>>>
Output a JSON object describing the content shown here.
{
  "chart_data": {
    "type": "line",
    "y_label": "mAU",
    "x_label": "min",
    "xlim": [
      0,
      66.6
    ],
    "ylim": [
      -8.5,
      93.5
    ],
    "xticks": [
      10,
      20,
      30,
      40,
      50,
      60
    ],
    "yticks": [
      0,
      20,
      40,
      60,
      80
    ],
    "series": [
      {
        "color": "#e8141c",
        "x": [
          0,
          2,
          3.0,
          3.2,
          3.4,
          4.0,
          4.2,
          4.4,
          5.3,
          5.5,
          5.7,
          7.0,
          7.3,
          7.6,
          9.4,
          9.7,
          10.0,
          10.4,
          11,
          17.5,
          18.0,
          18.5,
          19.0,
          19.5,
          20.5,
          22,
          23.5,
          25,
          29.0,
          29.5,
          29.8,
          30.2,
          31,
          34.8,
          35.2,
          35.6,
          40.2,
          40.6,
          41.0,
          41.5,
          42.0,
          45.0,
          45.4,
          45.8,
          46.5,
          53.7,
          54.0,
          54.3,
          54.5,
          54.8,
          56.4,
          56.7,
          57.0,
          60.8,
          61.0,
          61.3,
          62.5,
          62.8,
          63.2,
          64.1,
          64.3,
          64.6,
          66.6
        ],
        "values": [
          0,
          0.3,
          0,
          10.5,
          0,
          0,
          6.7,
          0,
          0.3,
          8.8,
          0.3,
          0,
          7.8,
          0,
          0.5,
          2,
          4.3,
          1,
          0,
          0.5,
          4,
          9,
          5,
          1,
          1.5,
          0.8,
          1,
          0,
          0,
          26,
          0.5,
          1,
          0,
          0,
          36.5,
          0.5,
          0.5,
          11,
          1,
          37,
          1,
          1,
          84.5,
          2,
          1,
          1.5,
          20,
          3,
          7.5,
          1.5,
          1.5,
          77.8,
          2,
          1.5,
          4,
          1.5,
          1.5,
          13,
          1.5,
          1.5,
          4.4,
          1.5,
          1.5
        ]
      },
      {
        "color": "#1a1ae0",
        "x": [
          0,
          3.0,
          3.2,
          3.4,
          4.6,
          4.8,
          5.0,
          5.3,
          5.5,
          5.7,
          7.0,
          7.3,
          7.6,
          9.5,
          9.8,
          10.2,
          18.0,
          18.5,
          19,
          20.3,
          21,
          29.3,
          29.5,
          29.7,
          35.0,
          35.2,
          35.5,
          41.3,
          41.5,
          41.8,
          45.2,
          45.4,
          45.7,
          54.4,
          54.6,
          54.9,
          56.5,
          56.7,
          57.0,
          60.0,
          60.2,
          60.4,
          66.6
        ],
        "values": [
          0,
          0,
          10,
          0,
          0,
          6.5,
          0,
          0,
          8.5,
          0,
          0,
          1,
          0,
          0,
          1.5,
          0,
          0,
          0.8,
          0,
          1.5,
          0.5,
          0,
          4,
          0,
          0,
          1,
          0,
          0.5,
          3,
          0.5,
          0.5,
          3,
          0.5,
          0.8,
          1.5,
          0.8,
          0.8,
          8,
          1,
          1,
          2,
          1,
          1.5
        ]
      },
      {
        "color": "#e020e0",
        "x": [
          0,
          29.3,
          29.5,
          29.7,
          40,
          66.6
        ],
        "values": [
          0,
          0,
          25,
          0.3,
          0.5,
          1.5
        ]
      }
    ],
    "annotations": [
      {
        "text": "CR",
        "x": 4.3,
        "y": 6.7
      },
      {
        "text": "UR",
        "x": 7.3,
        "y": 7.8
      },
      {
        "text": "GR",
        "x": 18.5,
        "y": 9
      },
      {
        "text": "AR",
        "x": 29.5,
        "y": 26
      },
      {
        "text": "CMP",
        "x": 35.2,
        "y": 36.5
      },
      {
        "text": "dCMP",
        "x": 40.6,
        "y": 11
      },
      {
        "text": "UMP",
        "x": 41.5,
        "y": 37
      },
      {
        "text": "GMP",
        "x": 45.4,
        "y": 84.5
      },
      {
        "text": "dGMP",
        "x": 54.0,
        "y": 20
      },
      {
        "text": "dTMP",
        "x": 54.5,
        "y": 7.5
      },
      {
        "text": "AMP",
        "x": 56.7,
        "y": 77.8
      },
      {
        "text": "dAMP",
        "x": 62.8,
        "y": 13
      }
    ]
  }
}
<<<
_EXERCISE BRIEF_
Check each line of the entries for the string "color". Copy the lines that have it.

_FULL RESPONSE_
        "color": "#e8141c",
        "color": "#1a1ae0",
        "color": "#e020e0",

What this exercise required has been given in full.